** Page excerpt follows **
Hamlet in Staffordshire, England

Croxall is a hamlet and former civil parish, now in the parish of Edingale, in the Lichfield district of Staffordshire, England. The settlement today is mainly the Church of England parish church of St John and Croxall Hall. On 30 September 1895 the part in Derbyshire was transferred to Staffordshire meaning Croxall was entirely in Staffordshire. In 1931 the parish had a population of 184.

==History==
In the Domesday Book, Croxall is mentioned as an outlying farm of Weston-on-Trent and listed among the lands given to Henry de Ferrers by the king, William I of England. The land given to Henry included 2 acre of pasture that was valued at £4.

The lordship of the manor of Croxall was held for several centuries by underlords of the Ferrers, the Curzon family, an early Anglo-Norman family seated at Derbyshire since the 12th century. A Curzon heiress carried the manor and Croxall Hall to the Sackvilles, Earls of Dorset, who in turn conveyed the manor to the Prinsep family, heirs of John Prinsep, an early Anglo-Indian merchant and later Member of Parliament.

On the death in 1849 of Thomas Prinsep, High Sheriff of Derbyshire, the manor of Croxall was inherited by his nephew Thomas Levett-Prinsep. St John's parish church contains memorials to all four families, as well as the Horton family of nearby Catton Hall, a member of whom (Anne Wilmot-Horton) prompted Lord Byron to write his famous poem beginning with the lines: "She walks in beauty, like the night....".

On 1 April 1934 the parish was abolished and merged with Edingale.
** End of Page excerpt **
→ **Prompt 1**:
Using the Croxall text, answer each question.
(a) What was the parish's population in 1931?
(b) Who inherited the manor of Croxall on the death of Thomas Prinsep in 1849?
(c) On what date was the parish abolished and merged with Edingale?
→ **Prompt 2**: Write out the Croxall text between "The lordship of" and "Member of Parliament.", inclusive, switching "Curzon" to "Curson".
** Provided information follows **
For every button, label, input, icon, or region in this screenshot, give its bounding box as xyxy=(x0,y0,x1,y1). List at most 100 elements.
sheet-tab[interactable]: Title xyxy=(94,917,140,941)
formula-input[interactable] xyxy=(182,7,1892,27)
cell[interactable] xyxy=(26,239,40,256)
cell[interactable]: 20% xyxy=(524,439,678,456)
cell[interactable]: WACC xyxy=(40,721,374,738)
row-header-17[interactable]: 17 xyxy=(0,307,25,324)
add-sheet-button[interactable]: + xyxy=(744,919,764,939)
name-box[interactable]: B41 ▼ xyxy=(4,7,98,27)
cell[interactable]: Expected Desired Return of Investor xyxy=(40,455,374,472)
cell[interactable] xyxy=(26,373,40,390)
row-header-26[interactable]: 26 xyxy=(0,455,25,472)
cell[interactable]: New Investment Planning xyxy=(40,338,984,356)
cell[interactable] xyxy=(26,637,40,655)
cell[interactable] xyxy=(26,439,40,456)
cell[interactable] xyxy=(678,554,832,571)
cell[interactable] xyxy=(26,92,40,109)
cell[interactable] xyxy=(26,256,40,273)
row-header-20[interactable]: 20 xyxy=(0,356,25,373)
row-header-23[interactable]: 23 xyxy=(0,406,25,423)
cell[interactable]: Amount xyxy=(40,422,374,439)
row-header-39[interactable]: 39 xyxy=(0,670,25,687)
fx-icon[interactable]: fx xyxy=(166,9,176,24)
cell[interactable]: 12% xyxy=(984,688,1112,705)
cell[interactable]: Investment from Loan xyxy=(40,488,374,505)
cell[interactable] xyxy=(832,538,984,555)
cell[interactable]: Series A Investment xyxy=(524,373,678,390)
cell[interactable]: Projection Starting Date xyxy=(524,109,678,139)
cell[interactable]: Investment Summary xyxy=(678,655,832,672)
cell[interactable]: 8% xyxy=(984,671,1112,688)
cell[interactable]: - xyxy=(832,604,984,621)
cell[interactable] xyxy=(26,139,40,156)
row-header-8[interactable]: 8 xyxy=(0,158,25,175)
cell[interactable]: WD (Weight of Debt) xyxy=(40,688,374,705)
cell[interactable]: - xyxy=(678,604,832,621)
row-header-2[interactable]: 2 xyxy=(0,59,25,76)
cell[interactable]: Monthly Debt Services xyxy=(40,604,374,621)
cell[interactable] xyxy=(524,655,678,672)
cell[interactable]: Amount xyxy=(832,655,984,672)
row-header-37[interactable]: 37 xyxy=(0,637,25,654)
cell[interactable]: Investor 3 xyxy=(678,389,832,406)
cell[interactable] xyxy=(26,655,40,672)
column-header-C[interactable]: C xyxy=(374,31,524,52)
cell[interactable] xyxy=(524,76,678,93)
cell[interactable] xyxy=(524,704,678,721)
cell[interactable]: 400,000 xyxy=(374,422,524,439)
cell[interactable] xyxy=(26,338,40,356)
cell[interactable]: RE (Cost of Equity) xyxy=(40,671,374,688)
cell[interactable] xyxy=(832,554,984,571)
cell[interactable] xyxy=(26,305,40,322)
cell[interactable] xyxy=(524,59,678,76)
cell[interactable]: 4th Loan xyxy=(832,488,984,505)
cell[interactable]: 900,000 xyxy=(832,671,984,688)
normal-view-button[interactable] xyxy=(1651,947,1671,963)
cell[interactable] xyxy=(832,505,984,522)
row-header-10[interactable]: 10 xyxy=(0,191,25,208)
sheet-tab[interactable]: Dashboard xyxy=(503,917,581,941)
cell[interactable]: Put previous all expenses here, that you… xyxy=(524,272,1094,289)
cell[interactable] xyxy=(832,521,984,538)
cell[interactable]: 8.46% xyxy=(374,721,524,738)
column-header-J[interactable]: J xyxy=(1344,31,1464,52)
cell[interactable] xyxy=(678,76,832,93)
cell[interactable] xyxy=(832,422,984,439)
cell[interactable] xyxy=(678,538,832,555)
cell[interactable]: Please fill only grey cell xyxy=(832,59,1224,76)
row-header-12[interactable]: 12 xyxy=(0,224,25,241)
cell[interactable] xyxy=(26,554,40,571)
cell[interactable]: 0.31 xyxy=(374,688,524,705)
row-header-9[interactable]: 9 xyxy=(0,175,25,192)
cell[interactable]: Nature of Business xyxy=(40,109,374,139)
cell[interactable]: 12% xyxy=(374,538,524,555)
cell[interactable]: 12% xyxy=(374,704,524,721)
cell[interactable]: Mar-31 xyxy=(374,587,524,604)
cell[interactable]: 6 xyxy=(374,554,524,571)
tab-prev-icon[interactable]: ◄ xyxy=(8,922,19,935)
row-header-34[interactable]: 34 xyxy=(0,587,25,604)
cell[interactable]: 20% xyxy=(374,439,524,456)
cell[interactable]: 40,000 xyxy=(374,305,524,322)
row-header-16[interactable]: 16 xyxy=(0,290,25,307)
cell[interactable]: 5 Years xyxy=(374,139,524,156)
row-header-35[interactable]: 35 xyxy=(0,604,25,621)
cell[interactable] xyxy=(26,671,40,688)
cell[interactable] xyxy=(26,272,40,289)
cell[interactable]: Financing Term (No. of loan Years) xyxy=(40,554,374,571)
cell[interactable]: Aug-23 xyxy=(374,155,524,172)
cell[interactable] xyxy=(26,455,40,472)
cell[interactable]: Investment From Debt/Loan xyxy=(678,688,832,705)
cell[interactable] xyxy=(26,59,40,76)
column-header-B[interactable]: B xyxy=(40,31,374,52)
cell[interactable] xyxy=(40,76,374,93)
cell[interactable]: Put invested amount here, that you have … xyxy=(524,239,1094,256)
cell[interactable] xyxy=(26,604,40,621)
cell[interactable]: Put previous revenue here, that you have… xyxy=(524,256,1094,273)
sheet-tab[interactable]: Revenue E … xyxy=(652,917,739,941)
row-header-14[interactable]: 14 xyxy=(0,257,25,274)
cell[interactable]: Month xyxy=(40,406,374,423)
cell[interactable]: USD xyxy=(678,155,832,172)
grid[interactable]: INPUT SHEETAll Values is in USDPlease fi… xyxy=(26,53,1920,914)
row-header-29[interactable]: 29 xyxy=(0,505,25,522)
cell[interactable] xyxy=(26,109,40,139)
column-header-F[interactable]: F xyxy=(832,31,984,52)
** End of Provided information **
→ **Output 1**:
(a) 184
(b) His nephew Thomas Levett-Prinsep
(c) 1 April 1934

→ **Output 2**:
The lordship of the manor of Croxall was held for several centuries by underlords of the Ferrers, the Curson family, an early Anglo-Norman family seated at Derbyshire since the 12th century. A Curson heiress carried the manor and Croxall Hall to the Sackvilles, Earls of Dorset, who in turn conveyed the manor to the Prinsep family, heirs of John Prinsep, an early Anglo-Indian merchant and later Member of Parliament.